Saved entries
■ ■ ■ ■ ■
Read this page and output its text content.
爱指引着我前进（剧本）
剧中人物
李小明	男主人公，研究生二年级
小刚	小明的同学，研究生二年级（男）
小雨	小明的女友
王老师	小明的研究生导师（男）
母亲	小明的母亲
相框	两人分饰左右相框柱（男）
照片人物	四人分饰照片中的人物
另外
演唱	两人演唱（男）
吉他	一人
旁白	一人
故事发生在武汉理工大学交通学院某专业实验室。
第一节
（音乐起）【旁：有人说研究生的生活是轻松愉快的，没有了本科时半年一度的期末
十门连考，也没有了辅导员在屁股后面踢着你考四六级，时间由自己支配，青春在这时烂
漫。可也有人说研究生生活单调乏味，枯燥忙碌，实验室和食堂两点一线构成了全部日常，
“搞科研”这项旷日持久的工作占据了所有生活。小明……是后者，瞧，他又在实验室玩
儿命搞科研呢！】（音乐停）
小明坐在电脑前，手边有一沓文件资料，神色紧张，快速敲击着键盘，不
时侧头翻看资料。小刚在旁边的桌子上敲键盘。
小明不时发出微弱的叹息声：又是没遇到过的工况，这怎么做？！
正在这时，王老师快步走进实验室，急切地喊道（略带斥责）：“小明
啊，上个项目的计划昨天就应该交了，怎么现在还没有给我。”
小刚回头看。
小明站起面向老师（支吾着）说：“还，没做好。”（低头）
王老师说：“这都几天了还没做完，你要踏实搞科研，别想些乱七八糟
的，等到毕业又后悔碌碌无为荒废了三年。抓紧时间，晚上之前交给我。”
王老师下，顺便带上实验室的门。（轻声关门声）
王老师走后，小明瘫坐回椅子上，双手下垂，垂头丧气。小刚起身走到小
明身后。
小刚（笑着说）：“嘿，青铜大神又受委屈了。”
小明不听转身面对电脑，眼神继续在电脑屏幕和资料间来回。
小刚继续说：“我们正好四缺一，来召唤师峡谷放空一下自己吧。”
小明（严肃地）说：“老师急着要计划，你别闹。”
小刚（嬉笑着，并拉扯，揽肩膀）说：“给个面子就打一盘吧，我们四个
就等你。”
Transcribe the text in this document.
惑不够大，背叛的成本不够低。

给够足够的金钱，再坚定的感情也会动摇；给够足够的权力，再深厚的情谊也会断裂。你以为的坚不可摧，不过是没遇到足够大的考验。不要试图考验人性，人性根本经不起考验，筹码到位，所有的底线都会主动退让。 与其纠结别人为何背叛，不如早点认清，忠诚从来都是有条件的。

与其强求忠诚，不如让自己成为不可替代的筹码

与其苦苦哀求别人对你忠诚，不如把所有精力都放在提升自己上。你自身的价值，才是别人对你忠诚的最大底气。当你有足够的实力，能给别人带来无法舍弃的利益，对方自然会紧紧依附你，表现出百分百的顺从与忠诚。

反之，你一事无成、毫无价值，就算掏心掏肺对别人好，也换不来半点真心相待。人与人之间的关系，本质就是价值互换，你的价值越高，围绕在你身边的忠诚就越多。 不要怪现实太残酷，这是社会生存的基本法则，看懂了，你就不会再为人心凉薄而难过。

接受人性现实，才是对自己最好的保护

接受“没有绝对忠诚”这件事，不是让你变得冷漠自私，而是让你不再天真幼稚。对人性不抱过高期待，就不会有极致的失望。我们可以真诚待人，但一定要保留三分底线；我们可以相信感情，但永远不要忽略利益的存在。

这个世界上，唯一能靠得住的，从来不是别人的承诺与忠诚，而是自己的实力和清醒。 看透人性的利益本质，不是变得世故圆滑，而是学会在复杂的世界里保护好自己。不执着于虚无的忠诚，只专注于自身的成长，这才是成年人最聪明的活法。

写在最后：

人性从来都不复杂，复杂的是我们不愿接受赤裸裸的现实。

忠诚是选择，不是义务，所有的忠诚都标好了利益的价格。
■ ■ ■ ■ ■
| Aim of the task |
Find the word "text" in the records and pull out each line that has it.

| Answer in full |
Read this page and output its text content.
Transcribe the text in this document.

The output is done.